- DATASET:

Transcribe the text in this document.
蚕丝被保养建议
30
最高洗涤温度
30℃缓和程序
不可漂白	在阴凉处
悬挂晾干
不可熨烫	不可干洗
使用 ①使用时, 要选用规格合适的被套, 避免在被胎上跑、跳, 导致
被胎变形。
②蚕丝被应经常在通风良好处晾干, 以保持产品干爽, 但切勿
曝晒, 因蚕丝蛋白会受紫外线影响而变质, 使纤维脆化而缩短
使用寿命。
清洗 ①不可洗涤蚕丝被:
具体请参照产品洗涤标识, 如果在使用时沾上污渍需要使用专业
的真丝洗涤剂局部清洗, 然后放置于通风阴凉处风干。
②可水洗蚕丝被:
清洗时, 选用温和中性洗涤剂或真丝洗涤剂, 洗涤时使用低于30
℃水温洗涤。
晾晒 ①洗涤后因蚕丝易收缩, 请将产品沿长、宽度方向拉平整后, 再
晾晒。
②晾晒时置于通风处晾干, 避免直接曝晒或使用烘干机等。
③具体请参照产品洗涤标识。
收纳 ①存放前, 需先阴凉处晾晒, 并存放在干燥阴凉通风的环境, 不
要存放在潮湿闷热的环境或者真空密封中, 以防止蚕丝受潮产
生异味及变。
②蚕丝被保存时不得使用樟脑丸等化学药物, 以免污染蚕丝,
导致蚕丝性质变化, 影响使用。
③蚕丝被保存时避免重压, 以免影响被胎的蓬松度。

- TASK OBJECTIVE: Reproduce each record shown above without altering a single word.

- RESPONSE FOR THIS EXERCISE:
Transcribe the text in this document.
蚕丝被保养建议
30
最高洗涤温度
30℃缓和程序
不可漂白	在阴凉处
悬挂晾干
不可熨烫	不可干洗
使用 ①使用时, 要选用规格合适的被套, 避免在被胎上跑、跳, 导致
被胎变形。
②蚕丝被应经常在通风良好处晾干, 以保持产品干爽, 但切勿
曝晒, 因蚕丝蛋白会受紫外线影响而变质, 使纤维脆化而缩短
使用寿命。
清洗 ①不可洗涤蚕丝被:
具体请参照产品洗涤标识, 如果在使用时沾上污渍需要使用专业
的真丝洗涤剂局部清洗, 然后放置于通风阴凉处风干。
②可水洗蚕丝被:
清洗时, 选用温和中性洗涤剂或真丝洗涤剂, 洗涤时使用低于30
℃水温洗涤。
晾晒 ①洗涤后因蚕丝易收缩, 请将产品沿长、宽度方向拉平整后, 再
晾晒。
②晾晒时置于通风处晾干, 避免直接曝晒或使用烘干机等。
③具体请参照产品洗涤标识。
收纳 ①存放前, 需先阴凉处晾晒, 并存放在干燥阴凉通风的环境, 不
要存放在潮湿闷热的环境或者真空密封中, 以防止蚕丝受潮产
生异味及变。
②蚕丝被保存时不得使用樟脑丸等化学药物, 以免污染蚕丝,
导致蚕丝性质变化, 影响使用。
③蚕丝被保存时避免重压, 以免影响被胎的蓬松度。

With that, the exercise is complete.